(EXERCISE TASK): Output the entries word for word. Omit images.

--- begin SOURCE MATERIAL ---

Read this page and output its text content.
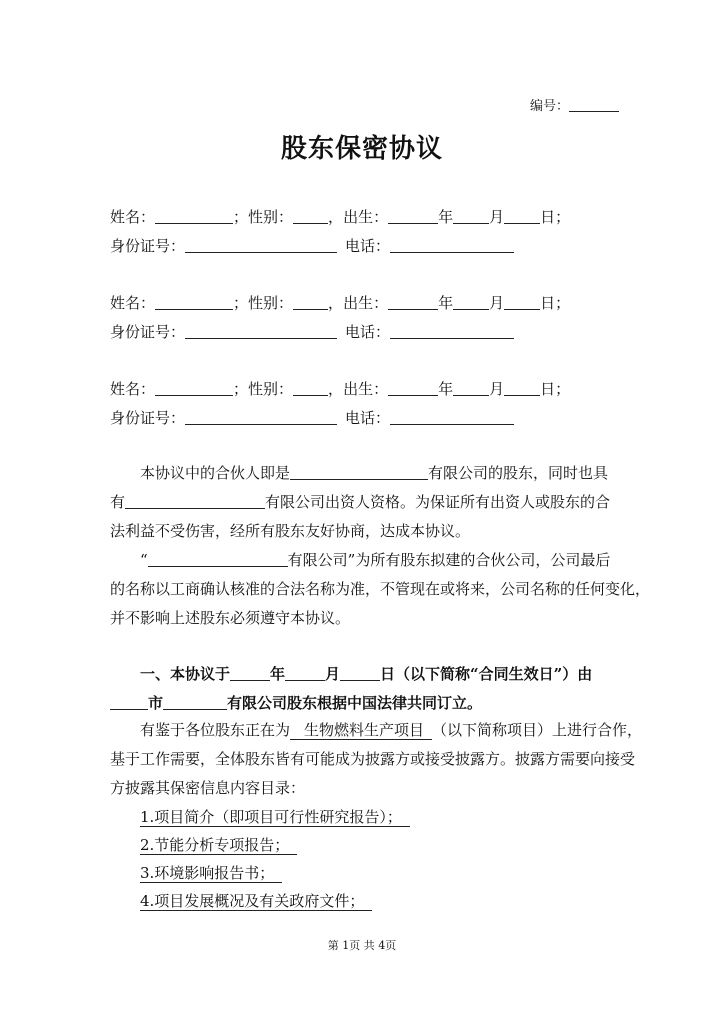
编号：
股东保密协议
姓名：	；性别： ，出生：	年 月 日；
身份证号：	电话：
姓名：	；性别： ，出生：	年 月 日；
身份证号：	电话：
姓名：	；性别： ，出生：	年 月 日；
身份证号：	电话：
本协议中的合伙人即是	有限公司的股东，同时也具
有	有限公司出资人资格。为保证所有出资人或股东的合
法利益不受伤害，经所有股东友好协商，达成本协议。
“	有限公司”为所有股东拟建的合伙公司，公司最后
的名称以工商确认核准的合法名称为准，不管现在或将来，公司名称的任何变化，
并不影响上述股东必须遵守本协议。
一、本协议于	年	月	日（以下简称“合同生效日”）由
市	有限公司股东根据中国法律共同订立。
有鉴于各位股东正在为 生物燃料生产项目 （以下简称项目）上进行合作，
基于工作需要，全体股东皆有可能成为披露方或接受披露方。披露方需要向接受
方披露其保密信息内容目录：
1.项目简介（即项目可行性研究报告）；
2.节能分析专项报告；
3.环境影响报告书；
4.项目发展概况及有关政府文件；
第 1页 共 4页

--- end SOURCE MATERIAL ---

(EXPECTED ANSWER):
Read this page and output its text content.
编号：
股东保密协议
姓名：	；性别： ，出生：	年 月 日；
身份证号：	电话：
姓名：	；性别： ，出生：	年 月 日；
身份证号：	电话：
姓名：	；性别： ，出生：	年 月 日；
身份证号：	电话：
本协议中的合伙人即是	有限公司的股东，同时也具
有	有限公司出资人资格。为保证所有出资人或股东的合
法利益不受伤害，经所有股东友好协商，达成本协议。
“	有限公司”为所有股东拟建的合伙公司，公司最后
的名称以工商确认核准的合法名称为准，不管现在或将来，公司名称的任何变化，
并不影响上述股东必须遵守本协议。
一、本协议于	年	月	日（以下简称“合同生效日”）由
市	有限公司股东根据中国法律共同订立。
有鉴于各位股东正在为 生物燃料生产项目 （以下简称项目）上进行合作，
基于工作需要，全体股东皆有可能成为披露方或接受披露方。披露方需要向接受
方披露其保密信息内容目录：
1.项目简介（即项目可行性研究报告）；
2.节能分析专项报告；
3.环境影响报告书；
4.项目发展概况及有关政府文件；
第 1页 共 4页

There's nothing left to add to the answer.